Excerpt provided:
- - -

Well since the poll is for casual conversations with people I'm comfortable with, I'd say it depends on what we're talking about. I generally look at them intently when listening (unless I'm doing something else or we're in the car etc.) but when talking, I only do so if we're teasing each other, I'm telling them something that won't take long or whatever. You get the idea. If I'm going into a long, in depth explanation about something or we're having a conversation that requires me to think more, my eyes move all around because it helps me think. I don't hold the person's gaze until I'm finished.

INFJ


----------



## Daiz (Jan 4, 2017)

Depends. One on one? Yeah. In a group situation, not so much. I'll do it when they're talking but not when I'm talking. I hate it.


----------



## shinedowness (Dec 11, 2017)

I'd only make eye contact most of the time with SO and close friend if I could. Otherwise, I'd just make eye contact with other friends, acquaintances, and such with some eye contact to little eye contact as much as possible. Some people think you are asking for competition or being rude if you look at them after some seconds have passed. I don't really get it and think it can hinder learning and understanding as some people are visual learners or deaf that they have a hard time remembering what you're saying if they can't look at you. Also, it can be obnoxious to not let someone look at you when you're talking when they have a hearing disability.

- - -

Dataset excerpt:
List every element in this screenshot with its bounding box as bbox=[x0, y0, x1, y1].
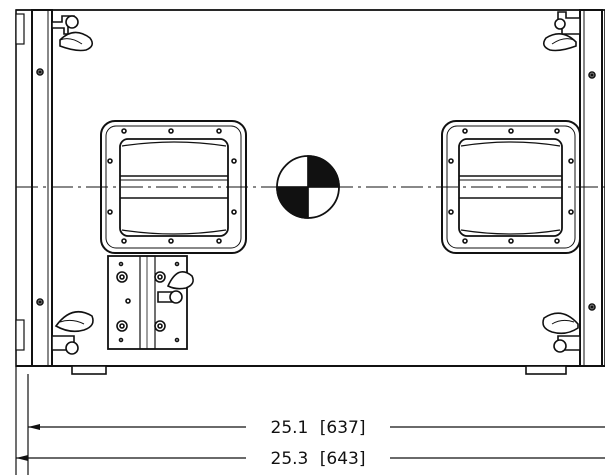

- - -

Answer these questions about the forum thread on eye contact:
(a) In the first post, why do the writer's eyes move all around during a long, in-depth explanation?
(b) In a group situation, when does Daiz make eye contact?
(c) Which two kinds of people does shinedowness say may have a hard time remembering what you're saying if they can't look at you?

(a) It helps the writer think.
(b) When the others are talking, but not when Daiz is talking.
(c) Visual learners and deaf people.